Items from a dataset

══════════════════════════════

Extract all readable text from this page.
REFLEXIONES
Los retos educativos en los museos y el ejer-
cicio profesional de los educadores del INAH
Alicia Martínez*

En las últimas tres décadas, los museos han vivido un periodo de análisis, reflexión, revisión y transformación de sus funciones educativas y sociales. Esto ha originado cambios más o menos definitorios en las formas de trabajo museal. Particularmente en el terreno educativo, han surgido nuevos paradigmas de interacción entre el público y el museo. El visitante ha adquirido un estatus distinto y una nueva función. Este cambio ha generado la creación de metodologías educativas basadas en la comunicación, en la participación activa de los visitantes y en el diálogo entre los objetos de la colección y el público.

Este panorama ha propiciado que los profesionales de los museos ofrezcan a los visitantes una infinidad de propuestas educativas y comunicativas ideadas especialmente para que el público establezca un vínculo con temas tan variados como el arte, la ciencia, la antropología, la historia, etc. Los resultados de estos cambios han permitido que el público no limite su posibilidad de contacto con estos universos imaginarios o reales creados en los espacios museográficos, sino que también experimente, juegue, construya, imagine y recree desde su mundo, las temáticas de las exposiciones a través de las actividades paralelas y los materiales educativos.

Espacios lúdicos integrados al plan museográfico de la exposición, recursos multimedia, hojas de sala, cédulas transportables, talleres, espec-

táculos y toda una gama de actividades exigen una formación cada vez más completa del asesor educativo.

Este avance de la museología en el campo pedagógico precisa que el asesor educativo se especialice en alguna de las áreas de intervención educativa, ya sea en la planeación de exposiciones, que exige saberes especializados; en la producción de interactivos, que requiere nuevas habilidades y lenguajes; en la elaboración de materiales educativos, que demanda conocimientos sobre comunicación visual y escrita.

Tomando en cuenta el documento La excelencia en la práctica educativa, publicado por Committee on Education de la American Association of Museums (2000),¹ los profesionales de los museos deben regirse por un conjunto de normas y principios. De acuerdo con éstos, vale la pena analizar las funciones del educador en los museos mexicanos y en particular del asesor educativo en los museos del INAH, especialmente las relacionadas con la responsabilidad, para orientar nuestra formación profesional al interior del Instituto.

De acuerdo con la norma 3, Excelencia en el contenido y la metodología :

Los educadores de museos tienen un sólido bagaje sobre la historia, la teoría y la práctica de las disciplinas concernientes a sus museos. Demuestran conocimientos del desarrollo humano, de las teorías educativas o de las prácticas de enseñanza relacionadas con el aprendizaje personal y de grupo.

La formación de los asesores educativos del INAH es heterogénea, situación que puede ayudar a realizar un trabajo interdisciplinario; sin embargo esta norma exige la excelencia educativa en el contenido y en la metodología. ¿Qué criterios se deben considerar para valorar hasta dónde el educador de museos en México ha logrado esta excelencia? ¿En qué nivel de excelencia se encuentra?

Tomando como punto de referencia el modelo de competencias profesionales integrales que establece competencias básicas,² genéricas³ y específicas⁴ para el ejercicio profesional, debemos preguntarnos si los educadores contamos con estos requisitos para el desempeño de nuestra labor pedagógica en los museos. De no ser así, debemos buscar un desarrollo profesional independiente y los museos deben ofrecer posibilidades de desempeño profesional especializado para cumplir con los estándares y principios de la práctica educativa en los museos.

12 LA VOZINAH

══════════════════════════════

# [PROBLEM TO WORK ON]
Would you reproduce all the entries exactly?

# [RESULT OF THE TASK]
Extract all readable text from this page.
REFLEXIONES
Los retos educativos en los museos y el ejer-
cicio profesional de los educadores del INAH
Alicia Martínez*

En las últimas tres décadas, los museos han vivido un periodo de análisis, reflexión, revisión y transformación de sus funciones educativas y sociales. Esto ha originado cambios más o menos definitorios en las formas de trabajo museal. Particularmente en el terreno educativo, han surgido nuevos paradigmas de interacción entre el público y el museo. El visitante ha adquirido un estatus distinto y una nueva función. Este cambio ha generado la creación de metodologías educativas basadas en la comunicación, en la participación activa de los visitantes y en el diálogo entre los objetos de la colección y el público.

Este panorama ha propiciado que los profesionales de los museos ofrezcan a los visitantes una infinidad de propuestas educativas y comunicativas ideadas especialmente para que el público establezca un vínculo con temas tan variados como el arte, la ciencia, la antropología, la historia, etc. Los resultados de estos cambios han permitido que el público no limite su posibilidad de contacto con estos universos imaginarios o reales creados en los espacios museográficos, sino que también experimente, juegue, construya, imagine y recree desde su mundo, las temáticas de las exposiciones a través de las actividades paralelas y los materiales educativos.

Espacios lúdicos integrados al plan museográfico de la exposición, recursos multimedia, hojas de sala, cédulas transportables, talleres, espec-

táculos y toda una gama de actividades exigen una formación cada vez más completa del asesor educativo.

Este avance de la museología en el campo pedagógico precisa que el asesor educativo se especialice en alguna de las áreas de intervención educativa, ya sea en la planeación de exposiciones, que exige saberes especializados; en la producción de interactivos, que requiere nuevas habilidades y lenguajes; en la elaboración de materiales educativos, que demanda conocimientos sobre comunicación visual y escrita.

Tomando en cuenta el documento La excelencia en la práctica educativa, publicado por Committee on Education de la American Association of Museums (2000),¹ los profesionales de los museos deben regirse por un conjunto de normas y principios. De acuerdo con éstos, vale la pena analizar las funciones del educador en los museos mexicanos y en particular del asesor educativo en los museos del INAH, especialmente las relacionadas con la responsabilidad, para orientar nuestra formación profesional al interior del Instituto.

De acuerdo con la norma 3, Excelencia en el contenido y la metodología :

Los educadores de museos tienen un sólido bagaje sobre la historia, la teoría y la práctica de las disciplinas concernientes a sus museos. Demuestran conocimientos del desarrollo humano, de las teorías educativas o de las prácticas de enseñanza relacionadas con el aprendizaje personal y de grupo.

La formación de los asesores educativos del INAH es heterogénea, situación que puede ayudar a realizar un trabajo interdisciplinario; sin embargo esta norma exige la excelencia educativa en el contenido y en la metodología. ¿Qué criterios se deben considerar para valorar hasta dónde el educador de museos en México ha logrado esta excelencia? ¿En qué nivel de excelencia se encuentra?

Tomando como punto de referencia el modelo de competencias profesionales integrales que establece competencias básicas,² genéricas³ y específicas⁴ para el ejercicio profesional, debemos preguntarnos si los educadores contamos con estos requisitos para el desempeño de nuestra labor pedagógica en los museos. De no ser así, debemos buscar un desarrollo profesional independiente y los museos deben ofrecer posibilidades de desempeño profesional especializado para cumplir con los estándares y principios de la práctica educativa en los museos.

12 LA VOZINAH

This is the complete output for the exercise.